[Stored data]
□ □ □ □ □
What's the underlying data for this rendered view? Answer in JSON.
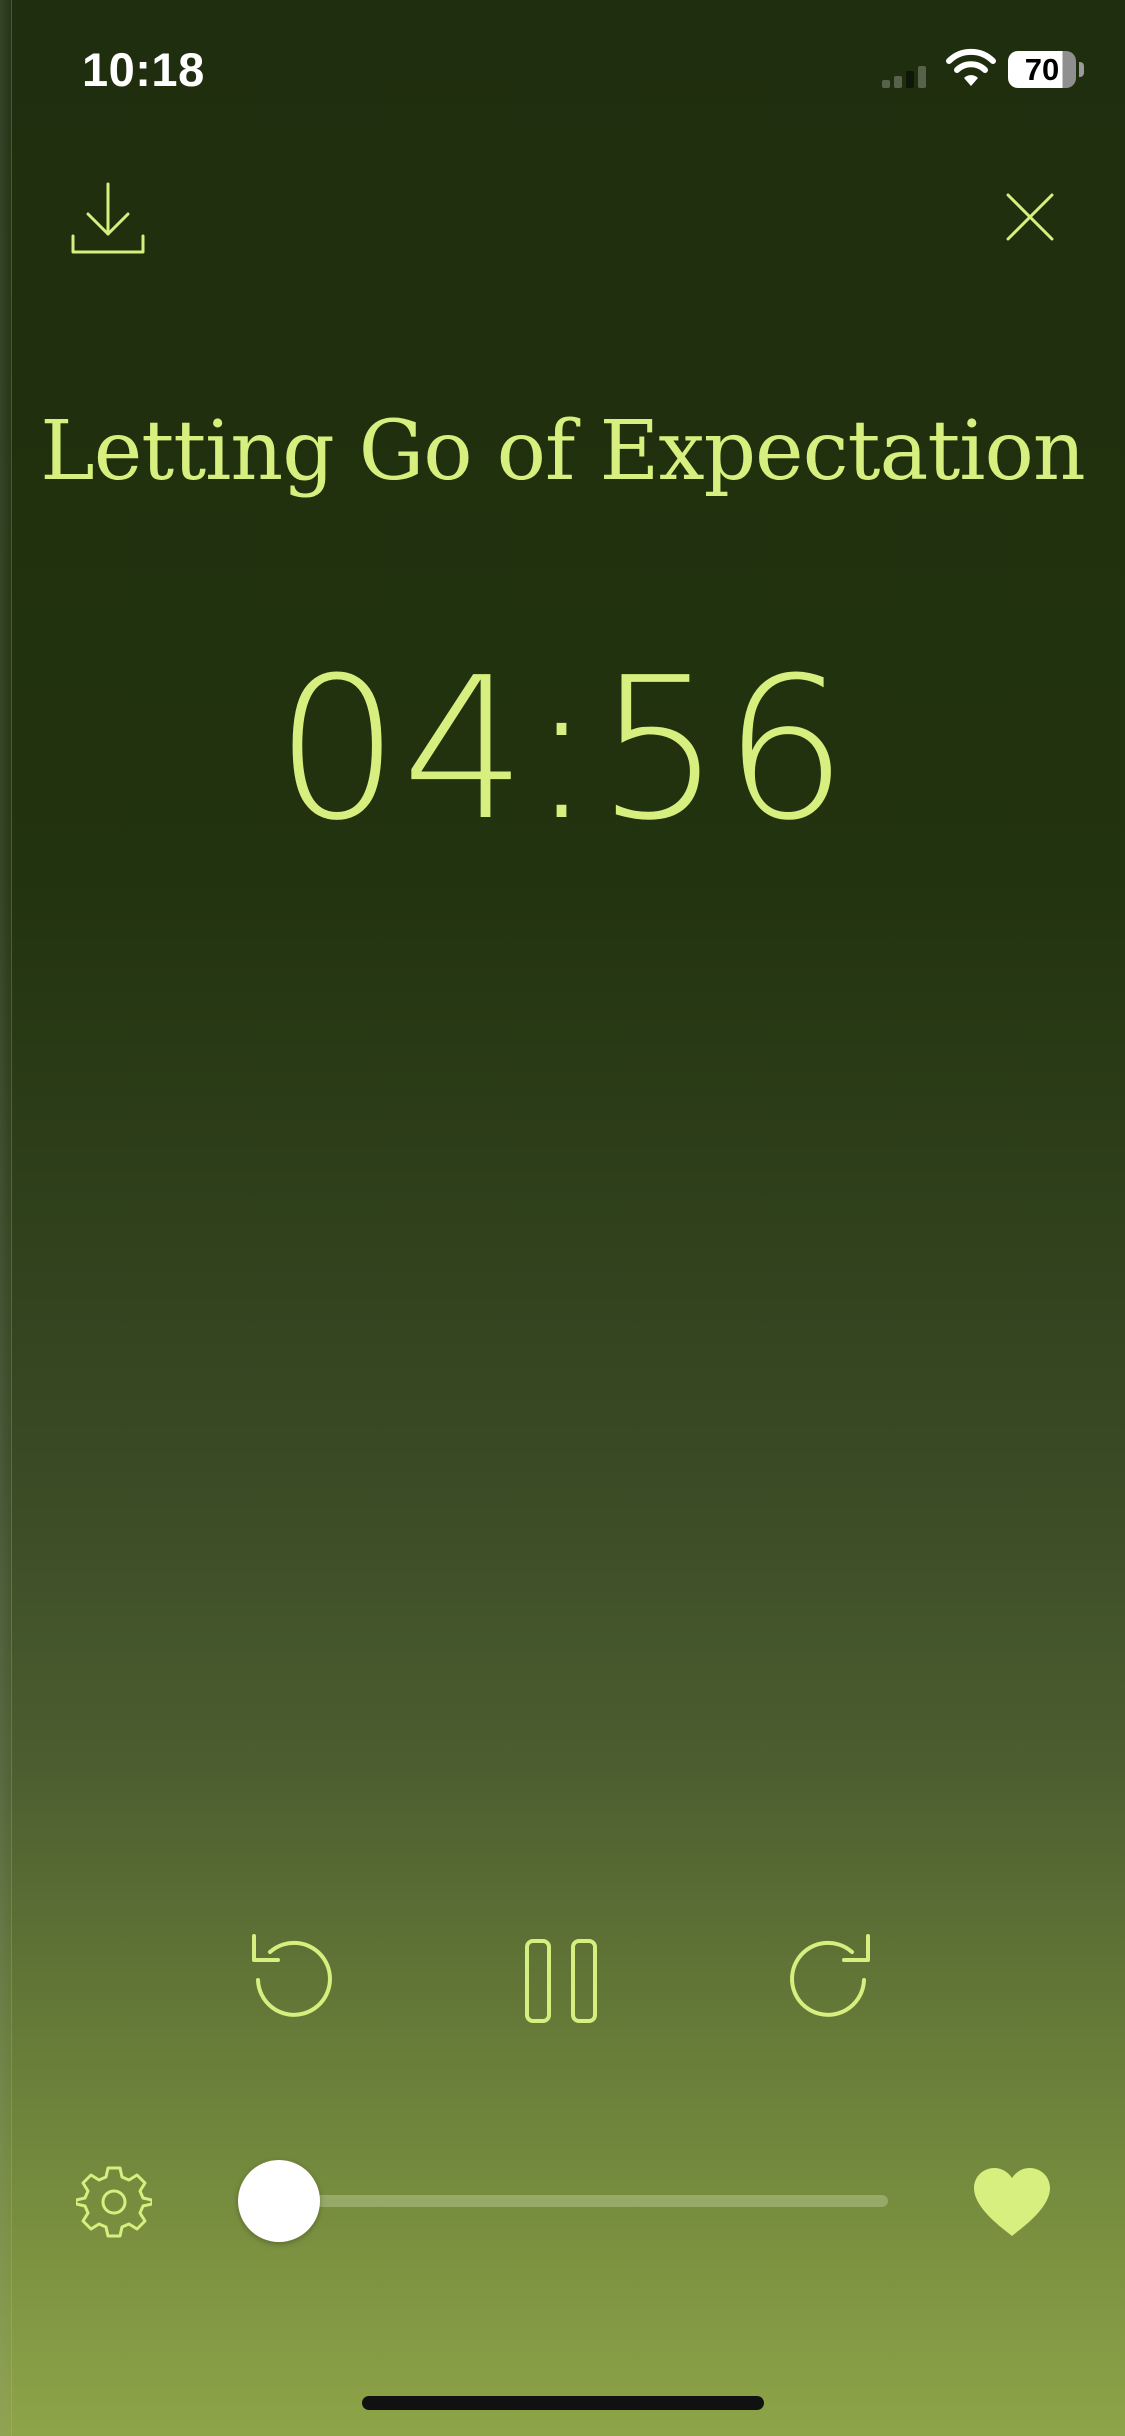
{
  "status_bar": {
    "time": "10:18",
    "battery_level": "70",
    "signal_icon": "cell-signal-icon",
    "wifi_icon": "wifi-icon"
  },
  "header": {
    "download_icon": "download-icon",
    "close_icon": "close-icon"
  },
  "session": {
    "title": "Letting Go of Expectation",
    "time_remaining": "04:56"
  },
  "controls": {
    "rewind_icon": "rewind-icon",
    "pause_icon": "pause-icon",
    "forward_icon": "forward-icon"
  },
  "bottom_bar": {
    "settings_icon": "gear-icon",
    "progress": 0.02,
    "favorite_icon": "heart-icon"
  },
  "colors": {
    "accent": "#d6ef7f",
    "background_top": "#1f2e0e",
    "background_bottom": "#8ea448",
    "slider_thumb": "#ffffff"
  }
}
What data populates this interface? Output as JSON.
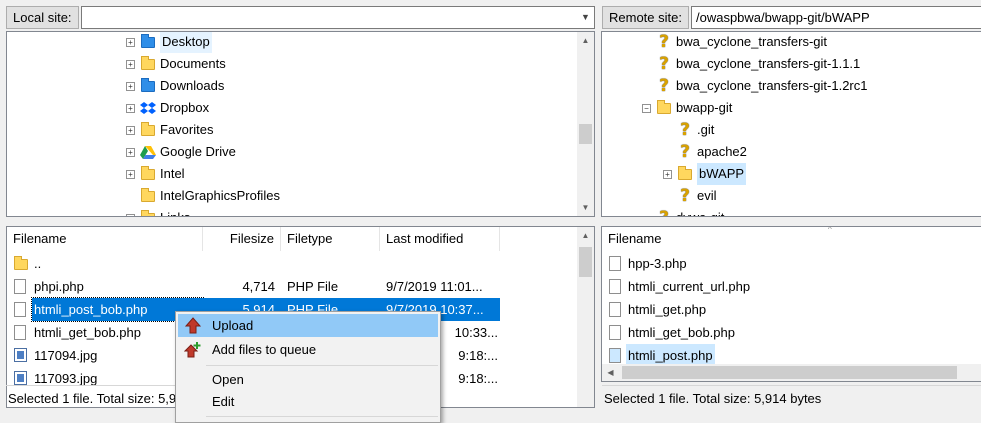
{
  "local": {
    "site_label": "Local site:",
    "site_path": "",
    "tree": [
      {
        "label": "Desktop",
        "icon": "desktop-folder-icon",
        "expander": "+",
        "highlight": true
      },
      {
        "label": "Documents",
        "icon": "documents-folder-icon",
        "expander": "+"
      },
      {
        "label": "Downloads",
        "icon": "downloads-folder-icon",
        "expander": "+"
      },
      {
        "label": "Dropbox",
        "icon": "dropbox-icon",
        "expander": "+"
      },
      {
        "label": "Favorites",
        "icon": "favorites-folder-icon",
        "expander": "+"
      },
      {
        "label": "Google Drive",
        "icon": "google-drive-icon",
        "expander": "+"
      },
      {
        "label": "Intel",
        "icon": "folder-icon",
        "expander": "+"
      },
      {
        "label": "IntelGraphicsProfiles",
        "icon": "folder-icon",
        "expander": ""
      },
      {
        "label": "Links",
        "icon": "folder-icon",
        "expander": "+"
      }
    ],
    "columns": {
      "filename": "Filename",
      "filesize": "Filesize",
      "filetype": "Filetype",
      "modified": "Last modified"
    },
    "files": [
      {
        "name": "..",
        "size": "",
        "type": "",
        "modified": "",
        "icon": "folder-icon"
      },
      {
        "name": "phpi.php",
        "size": "4,714",
        "type": "PHP File",
        "modified": "9/7/2019 11:01...",
        "icon": "php-file-icon"
      },
      {
        "name": "htmli_post_bob.php",
        "size": "5,914",
        "type": "PHP File",
        "modified": "9/7/2019 10:37...",
        "icon": "php-file-icon",
        "selected": true
      },
      {
        "name": "htmli_get_bob.php",
        "size": "",
        "type": "",
        "modified": "10:33...",
        "icon": "php-file-icon"
      },
      {
        "name": "117094.jpg",
        "size": "",
        "type": "",
        "modified": "9:18:...",
        "icon": "image-file-icon"
      },
      {
        "name": "117093.jpg",
        "size": "",
        "type": "",
        "modified": "9:18:...",
        "icon": "image-file-icon"
      }
    ],
    "status": "Selected 1 file. Total size: 5,9"
  },
  "remote": {
    "site_label": "Remote site:",
    "site_path": "/owaspbwa/bwapp-git/bWAPP",
    "tree": [
      {
        "label": "bwa_cyclone_transfers-git",
        "icon": "unknown-folder-icon",
        "indent": 0
      },
      {
        "label": "bwa_cyclone_transfers-git-1.1.1",
        "icon": "unknown-folder-icon",
        "indent": 0
      },
      {
        "label": "bwa_cyclone_transfers-git-1.2rc1",
        "icon": "unknown-folder-icon",
        "indent": 0
      },
      {
        "label": "bwapp-git",
        "icon": "folder-icon",
        "indent": 0,
        "expander": "−"
      },
      {
        "label": ".git",
        "icon": "unknown-folder-icon",
        "indent": 1
      },
      {
        "label": "apache2",
        "icon": "unknown-folder-icon",
        "indent": 1
      },
      {
        "label": "bWAPP",
        "icon": "folder-icon",
        "indent": 1,
        "expander": "+",
        "highlight": true
      },
      {
        "label": "evil",
        "icon": "unknown-folder-icon",
        "indent": 1
      },
      {
        "label": "dvwa-git",
        "icon": "unknown-folder-icon",
        "indent": 0
      }
    ],
    "columns": {
      "filename": "Filename"
    },
    "files": [
      {
        "name": "hpp-3.php"
      },
      {
        "name": "htmli_current_url.php"
      },
      {
        "name": "htmli_get.php"
      },
      {
        "name": "htmli_get_bob.php"
      },
      {
        "name": "htmli_post.php",
        "highlight": true
      }
    ],
    "status": "Selected 1 file. Total size: 5,914 bytes"
  },
  "context_menu": {
    "items": [
      {
        "label": "Upload",
        "icon": "upload-arrow-icon",
        "active": true
      },
      {
        "label": "Add files to queue",
        "icon": "add-to-queue-icon"
      },
      {
        "label": "Open"
      },
      {
        "label": "Edit"
      }
    ]
  },
  "colors": {
    "selection": "#0078d7",
    "menu_highlight": "#91c9f7",
    "folder": "#ffd75e"
  }
}
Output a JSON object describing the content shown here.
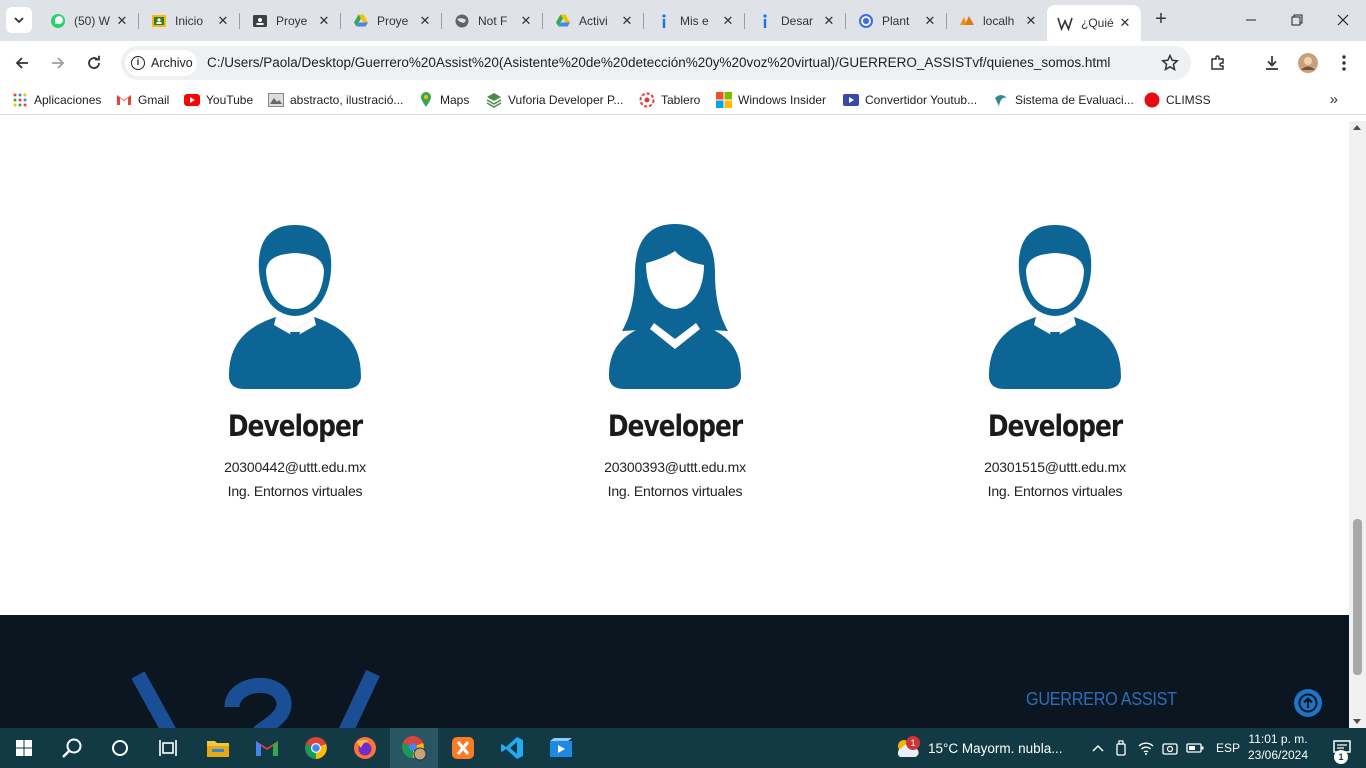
{
  "browser": {
    "tabs": [
      {
        "title": "(50) W",
        "icon": "whatsapp-icon"
      },
      {
        "title": "Inicio",
        "icon": "classroom-icon"
      },
      {
        "title": "Proye",
        "icon": "contact-card-icon"
      },
      {
        "title": "Proye",
        "icon": "google-drive-icon"
      },
      {
        "title": "Not F",
        "icon": "globe-icon"
      },
      {
        "title": "Activi",
        "icon": "google-drive-icon"
      },
      {
        "title": "Mis e",
        "icon": "info-icon"
      },
      {
        "title": "Desar",
        "icon": "info-icon"
      },
      {
        "title": "Plant",
        "icon": "canva-icon"
      },
      {
        "title": "localh",
        "icon": "phpmyadmin-icon"
      },
      {
        "title": "¿Quié",
        "icon": "wordpress-icon",
        "active": true
      }
    ],
    "chip_label": "Archivo",
    "url": "C:/Users/Paola/Desktop/Guerrero%20Assist%20(Asistente%20de%20detección%20y%20voz%20virtual)/GUERRERO_ASSISTvf/quienes_somos.html",
    "bookmarks": [
      {
        "label": "Aplicaciones",
        "icon": "apps-grid-icon"
      },
      {
        "label": "Gmail",
        "icon": "gmail-icon"
      },
      {
        "label": "YouTube",
        "icon": "youtube-icon"
      },
      {
        "label": "abstracto, ilustració...",
        "icon": "image-icon"
      },
      {
        "label": "Maps",
        "icon": "maps-pin-icon"
      },
      {
        "label": "Vuforia Developer P...",
        "icon": "vuforia-icon"
      },
      {
        "label": "Tablero",
        "icon": "tablero-icon"
      },
      {
        "label": "Windows Insider",
        "icon": "windows-logo-icon"
      },
      {
        "label": "Convertidor Youtub...",
        "icon": "converter-icon"
      },
      {
        "label": "Sistema de Evaluaci...",
        "icon": "evaluation-icon"
      },
      {
        "label": "CLIMSS",
        "icon": "red-dot-icon"
      }
    ]
  },
  "team": [
    {
      "role": "Developer",
      "email": "20300442@uttt.edu.mx",
      "career": "Ing. Entornos virtuales",
      "avatar": "male-user-icon"
    },
    {
      "role": "Developer",
      "email": "20300393@uttt.edu.mx",
      "career": "Ing. Entornos virtuales",
      "avatar": "female-user-icon"
    },
    {
      "role": "Developer",
      "email": "20301515@uttt.edu.mx",
      "career": "Ing. Entornos virtuales",
      "avatar": "male-user-icon"
    }
  ],
  "footer": {
    "brand": "GUERRERO ASSIST"
  },
  "colors": {
    "avatar": "#0d6596",
    "footer_bg": "#0c1621",
    "brand": "#2a6fb8",
    "taskbar": "#113a45"
  },
  "taskbar": {
    "weather": "15°C  Mayorm. nubla...",
    "language": "ESP",
    "time": "11:01 p. m.",
    "date": "23/06/2024",
    "notification_count": "1",
    "weather_badge": "1"
  }
}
□ □ □ □ □
**Exercise aim:**
Out of the material above, select every line that holds the string "brand".

**Complete output:**
    "brand": "GUERRERO ASSIST"
    "brand": "#2a6fb8",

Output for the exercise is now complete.